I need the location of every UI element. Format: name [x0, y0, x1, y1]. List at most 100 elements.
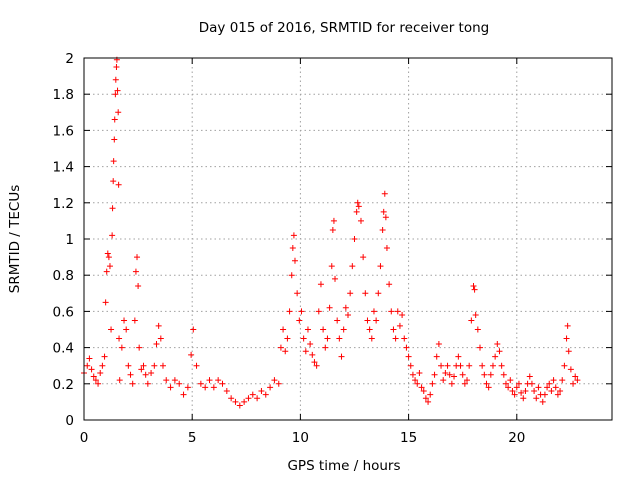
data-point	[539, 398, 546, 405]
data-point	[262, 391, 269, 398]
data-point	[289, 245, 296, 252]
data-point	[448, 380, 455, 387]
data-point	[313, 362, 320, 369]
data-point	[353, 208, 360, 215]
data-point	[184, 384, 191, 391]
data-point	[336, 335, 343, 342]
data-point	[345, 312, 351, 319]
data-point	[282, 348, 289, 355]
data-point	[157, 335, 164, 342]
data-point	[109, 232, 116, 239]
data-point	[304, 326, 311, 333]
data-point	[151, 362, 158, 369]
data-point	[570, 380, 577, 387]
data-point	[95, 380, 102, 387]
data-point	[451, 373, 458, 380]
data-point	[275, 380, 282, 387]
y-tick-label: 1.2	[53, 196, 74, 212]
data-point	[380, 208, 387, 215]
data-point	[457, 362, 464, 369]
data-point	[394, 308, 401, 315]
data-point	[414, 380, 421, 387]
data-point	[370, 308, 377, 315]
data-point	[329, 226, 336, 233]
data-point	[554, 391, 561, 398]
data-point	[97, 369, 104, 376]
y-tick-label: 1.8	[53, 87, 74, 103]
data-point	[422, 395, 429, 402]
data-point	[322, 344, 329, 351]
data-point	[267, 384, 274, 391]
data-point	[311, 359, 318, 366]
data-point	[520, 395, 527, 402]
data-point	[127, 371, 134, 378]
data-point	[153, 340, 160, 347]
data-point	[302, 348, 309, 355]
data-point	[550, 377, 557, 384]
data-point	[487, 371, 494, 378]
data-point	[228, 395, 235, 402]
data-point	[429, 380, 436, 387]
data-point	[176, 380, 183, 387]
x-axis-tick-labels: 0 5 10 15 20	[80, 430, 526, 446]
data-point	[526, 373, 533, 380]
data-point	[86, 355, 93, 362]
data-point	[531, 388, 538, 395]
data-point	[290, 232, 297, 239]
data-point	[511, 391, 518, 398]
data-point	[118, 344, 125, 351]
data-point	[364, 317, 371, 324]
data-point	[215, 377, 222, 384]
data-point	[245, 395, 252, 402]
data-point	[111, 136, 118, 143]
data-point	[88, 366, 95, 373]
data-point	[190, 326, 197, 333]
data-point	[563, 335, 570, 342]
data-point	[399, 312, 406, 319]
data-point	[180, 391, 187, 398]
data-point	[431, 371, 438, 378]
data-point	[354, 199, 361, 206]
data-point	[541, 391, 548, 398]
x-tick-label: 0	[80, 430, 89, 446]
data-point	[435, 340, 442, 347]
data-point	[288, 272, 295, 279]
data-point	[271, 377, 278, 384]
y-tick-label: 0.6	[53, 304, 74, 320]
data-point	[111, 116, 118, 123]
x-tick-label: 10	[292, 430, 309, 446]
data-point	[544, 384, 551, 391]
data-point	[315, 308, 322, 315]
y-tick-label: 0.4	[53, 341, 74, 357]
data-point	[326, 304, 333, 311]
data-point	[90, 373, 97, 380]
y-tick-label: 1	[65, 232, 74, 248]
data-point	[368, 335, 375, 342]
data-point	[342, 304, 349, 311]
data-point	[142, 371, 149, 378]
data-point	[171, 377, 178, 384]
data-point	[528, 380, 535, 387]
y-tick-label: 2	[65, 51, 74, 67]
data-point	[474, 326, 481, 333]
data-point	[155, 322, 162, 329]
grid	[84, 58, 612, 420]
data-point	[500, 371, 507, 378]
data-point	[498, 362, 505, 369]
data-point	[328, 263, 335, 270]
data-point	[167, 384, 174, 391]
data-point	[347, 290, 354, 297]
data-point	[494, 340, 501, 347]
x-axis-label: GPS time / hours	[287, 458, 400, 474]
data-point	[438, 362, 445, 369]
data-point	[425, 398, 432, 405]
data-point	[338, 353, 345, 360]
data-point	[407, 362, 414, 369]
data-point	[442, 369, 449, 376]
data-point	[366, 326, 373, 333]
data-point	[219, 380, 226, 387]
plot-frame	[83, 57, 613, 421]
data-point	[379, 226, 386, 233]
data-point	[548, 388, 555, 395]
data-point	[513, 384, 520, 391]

=-=-=

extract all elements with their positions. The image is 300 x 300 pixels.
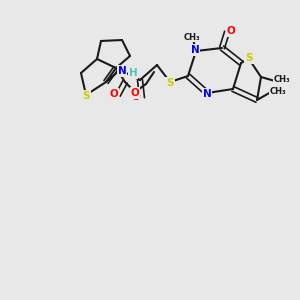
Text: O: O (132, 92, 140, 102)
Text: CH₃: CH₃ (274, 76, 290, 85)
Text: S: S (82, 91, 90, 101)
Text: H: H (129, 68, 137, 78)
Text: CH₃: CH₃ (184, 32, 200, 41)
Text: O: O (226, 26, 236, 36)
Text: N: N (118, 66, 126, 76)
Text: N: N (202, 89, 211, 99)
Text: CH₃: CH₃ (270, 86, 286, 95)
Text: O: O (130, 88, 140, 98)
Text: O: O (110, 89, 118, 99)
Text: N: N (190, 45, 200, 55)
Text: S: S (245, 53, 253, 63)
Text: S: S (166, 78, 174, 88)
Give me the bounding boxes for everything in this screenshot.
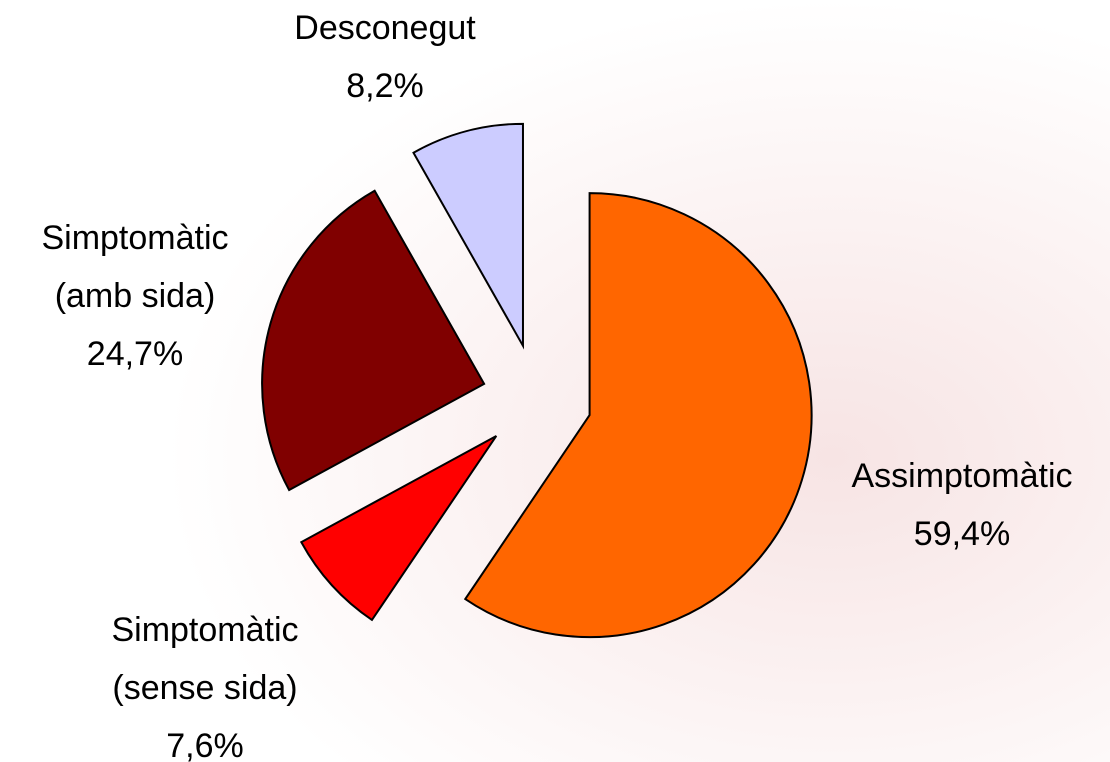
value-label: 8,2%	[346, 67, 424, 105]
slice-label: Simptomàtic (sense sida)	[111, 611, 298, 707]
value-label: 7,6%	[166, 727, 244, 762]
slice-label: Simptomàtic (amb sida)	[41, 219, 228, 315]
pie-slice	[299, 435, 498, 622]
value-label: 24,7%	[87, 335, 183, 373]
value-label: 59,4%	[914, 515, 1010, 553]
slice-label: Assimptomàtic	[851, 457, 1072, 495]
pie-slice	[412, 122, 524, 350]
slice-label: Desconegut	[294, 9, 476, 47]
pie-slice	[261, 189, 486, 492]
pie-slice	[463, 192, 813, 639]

=-=-=

Polecenie.
Przepisz dokładnie wiersze listingu. Zacznij od wiersza zawierającego "Text: O: O (132, 92, 140, 102)", a zakończ na wierszu zawierającym "Text: O: O (130, 88, 140, 98)", włączając oba.

Rozwiązanie.
Text: O: O (132, 92, 140, 102)
Text: CH₃: CH₃ (274, 76, 290, 85)
Text: S: S (82, 91, 90, 101)
Text: H: H (129, 68, 137, 78)
Text: CH₃: CH₃ (184, 32, 200, 41)
Text: O: O (226, 26, 236, 36)
Text: N: N (118, 66, 126, 76)
Text: N: N (202, 89, 211, 99)
Text: CH₃: CH₃ (270, 86, 286, 95)
Text: O: O (130, 88, 140, 98)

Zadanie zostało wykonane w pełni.